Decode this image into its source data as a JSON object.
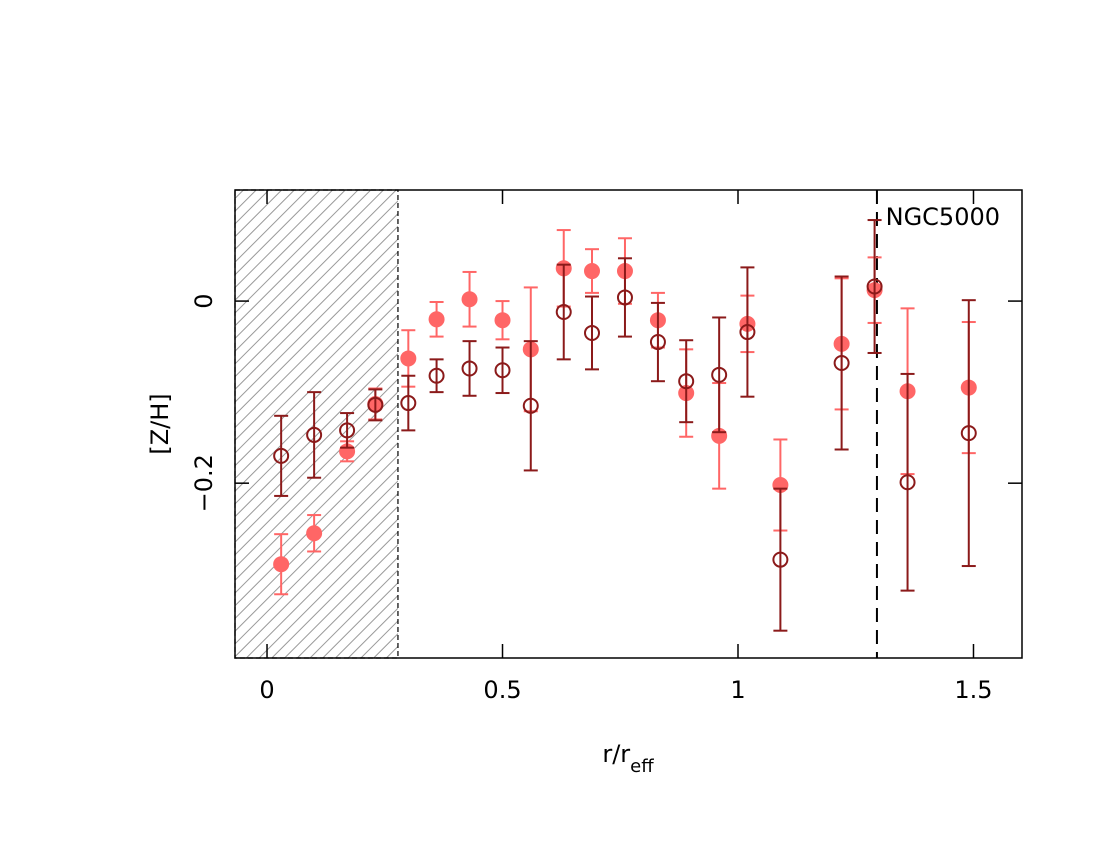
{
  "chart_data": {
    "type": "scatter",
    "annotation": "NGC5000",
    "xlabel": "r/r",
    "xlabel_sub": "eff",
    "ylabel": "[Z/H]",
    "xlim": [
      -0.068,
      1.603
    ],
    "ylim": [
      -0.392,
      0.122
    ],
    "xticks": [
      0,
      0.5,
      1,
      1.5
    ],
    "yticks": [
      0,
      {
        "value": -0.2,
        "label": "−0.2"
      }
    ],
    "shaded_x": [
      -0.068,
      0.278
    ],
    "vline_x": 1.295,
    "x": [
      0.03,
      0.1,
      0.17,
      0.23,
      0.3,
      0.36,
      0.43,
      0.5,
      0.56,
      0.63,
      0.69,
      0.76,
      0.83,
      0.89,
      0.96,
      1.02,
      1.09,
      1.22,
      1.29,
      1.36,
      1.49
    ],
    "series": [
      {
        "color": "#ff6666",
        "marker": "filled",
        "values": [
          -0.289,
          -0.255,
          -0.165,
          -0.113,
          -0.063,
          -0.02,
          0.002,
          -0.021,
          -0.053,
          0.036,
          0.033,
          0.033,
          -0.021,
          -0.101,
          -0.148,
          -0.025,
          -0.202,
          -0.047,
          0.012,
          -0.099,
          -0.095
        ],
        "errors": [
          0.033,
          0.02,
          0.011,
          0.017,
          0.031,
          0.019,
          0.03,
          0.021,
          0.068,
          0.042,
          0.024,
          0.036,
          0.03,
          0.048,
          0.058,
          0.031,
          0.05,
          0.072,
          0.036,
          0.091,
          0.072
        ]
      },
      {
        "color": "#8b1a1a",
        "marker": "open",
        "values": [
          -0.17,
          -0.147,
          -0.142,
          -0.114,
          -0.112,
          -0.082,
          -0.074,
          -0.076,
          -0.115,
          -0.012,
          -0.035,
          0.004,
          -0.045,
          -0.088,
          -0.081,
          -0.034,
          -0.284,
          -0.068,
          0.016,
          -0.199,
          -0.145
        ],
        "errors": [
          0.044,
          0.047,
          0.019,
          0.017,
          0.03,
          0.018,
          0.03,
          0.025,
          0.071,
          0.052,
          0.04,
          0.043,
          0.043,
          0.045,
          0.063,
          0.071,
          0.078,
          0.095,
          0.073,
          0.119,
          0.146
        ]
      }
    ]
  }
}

==

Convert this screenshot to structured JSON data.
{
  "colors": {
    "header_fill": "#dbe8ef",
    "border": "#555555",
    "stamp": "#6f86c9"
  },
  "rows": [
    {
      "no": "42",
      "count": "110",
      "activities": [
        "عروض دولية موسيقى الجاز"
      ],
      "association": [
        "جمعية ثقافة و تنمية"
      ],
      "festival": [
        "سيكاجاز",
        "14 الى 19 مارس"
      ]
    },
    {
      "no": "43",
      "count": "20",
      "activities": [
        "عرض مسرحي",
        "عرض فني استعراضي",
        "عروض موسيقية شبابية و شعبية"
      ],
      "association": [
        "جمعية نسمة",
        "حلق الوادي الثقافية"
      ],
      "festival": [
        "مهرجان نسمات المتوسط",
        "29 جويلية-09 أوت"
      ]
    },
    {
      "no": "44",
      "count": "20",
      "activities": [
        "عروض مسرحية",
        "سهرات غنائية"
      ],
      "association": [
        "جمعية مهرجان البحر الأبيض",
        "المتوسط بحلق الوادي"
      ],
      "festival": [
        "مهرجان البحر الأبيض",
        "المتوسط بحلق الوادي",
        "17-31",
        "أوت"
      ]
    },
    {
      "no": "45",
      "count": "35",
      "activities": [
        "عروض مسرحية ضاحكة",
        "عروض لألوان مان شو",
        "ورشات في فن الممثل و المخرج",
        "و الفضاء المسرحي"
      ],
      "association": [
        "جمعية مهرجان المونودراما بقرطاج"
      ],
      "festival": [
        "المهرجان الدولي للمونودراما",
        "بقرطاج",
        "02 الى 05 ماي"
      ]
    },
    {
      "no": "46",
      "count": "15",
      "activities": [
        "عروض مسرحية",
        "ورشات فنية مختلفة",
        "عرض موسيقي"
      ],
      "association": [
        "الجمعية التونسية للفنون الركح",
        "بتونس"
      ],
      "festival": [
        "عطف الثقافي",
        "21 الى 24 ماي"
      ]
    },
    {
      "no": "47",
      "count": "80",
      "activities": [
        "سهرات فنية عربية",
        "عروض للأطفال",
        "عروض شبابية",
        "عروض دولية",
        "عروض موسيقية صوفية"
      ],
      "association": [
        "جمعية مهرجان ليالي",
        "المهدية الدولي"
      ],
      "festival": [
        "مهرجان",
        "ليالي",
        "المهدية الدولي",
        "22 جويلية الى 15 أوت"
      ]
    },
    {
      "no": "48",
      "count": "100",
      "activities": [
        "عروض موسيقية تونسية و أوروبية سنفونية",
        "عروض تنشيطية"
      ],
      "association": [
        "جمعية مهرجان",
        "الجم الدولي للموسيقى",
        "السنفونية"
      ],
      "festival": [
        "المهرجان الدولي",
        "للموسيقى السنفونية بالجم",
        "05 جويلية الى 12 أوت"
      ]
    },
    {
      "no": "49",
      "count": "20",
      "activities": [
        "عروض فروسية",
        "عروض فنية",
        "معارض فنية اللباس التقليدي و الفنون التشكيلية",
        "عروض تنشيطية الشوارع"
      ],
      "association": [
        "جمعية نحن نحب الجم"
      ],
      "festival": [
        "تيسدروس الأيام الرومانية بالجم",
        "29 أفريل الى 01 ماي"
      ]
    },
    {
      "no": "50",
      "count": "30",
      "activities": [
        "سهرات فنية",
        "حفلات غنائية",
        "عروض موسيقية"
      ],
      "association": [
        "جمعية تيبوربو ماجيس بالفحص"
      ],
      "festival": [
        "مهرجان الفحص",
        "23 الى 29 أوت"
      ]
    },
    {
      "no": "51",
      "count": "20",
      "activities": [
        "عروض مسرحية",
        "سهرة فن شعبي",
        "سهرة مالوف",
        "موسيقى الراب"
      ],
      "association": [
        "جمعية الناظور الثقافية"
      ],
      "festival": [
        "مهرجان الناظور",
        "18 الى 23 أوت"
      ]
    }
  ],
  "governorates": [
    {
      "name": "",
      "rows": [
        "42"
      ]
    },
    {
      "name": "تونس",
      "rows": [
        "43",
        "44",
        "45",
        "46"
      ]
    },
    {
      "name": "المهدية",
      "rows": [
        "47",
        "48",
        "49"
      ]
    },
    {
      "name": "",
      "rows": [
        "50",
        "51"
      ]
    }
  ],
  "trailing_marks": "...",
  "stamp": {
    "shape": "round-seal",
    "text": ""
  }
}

...

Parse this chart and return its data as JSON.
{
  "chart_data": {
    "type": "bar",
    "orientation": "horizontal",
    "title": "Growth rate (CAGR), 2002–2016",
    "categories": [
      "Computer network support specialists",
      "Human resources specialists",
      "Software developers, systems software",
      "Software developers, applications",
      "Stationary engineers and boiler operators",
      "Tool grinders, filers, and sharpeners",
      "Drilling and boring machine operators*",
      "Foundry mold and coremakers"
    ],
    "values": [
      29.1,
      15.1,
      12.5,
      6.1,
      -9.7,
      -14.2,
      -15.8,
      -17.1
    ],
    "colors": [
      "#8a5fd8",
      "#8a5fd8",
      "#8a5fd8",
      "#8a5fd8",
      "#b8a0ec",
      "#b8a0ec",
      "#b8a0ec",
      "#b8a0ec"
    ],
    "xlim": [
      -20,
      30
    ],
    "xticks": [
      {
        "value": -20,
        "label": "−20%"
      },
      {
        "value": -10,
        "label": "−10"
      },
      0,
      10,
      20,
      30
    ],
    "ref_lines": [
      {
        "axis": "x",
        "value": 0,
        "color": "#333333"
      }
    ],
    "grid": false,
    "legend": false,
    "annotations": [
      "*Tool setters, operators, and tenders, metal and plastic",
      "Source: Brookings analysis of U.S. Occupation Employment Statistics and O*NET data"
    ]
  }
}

Task instructions = Provide the number of lines in the entries that include "بقرطاج", and no other text.

Result of this exercise = 2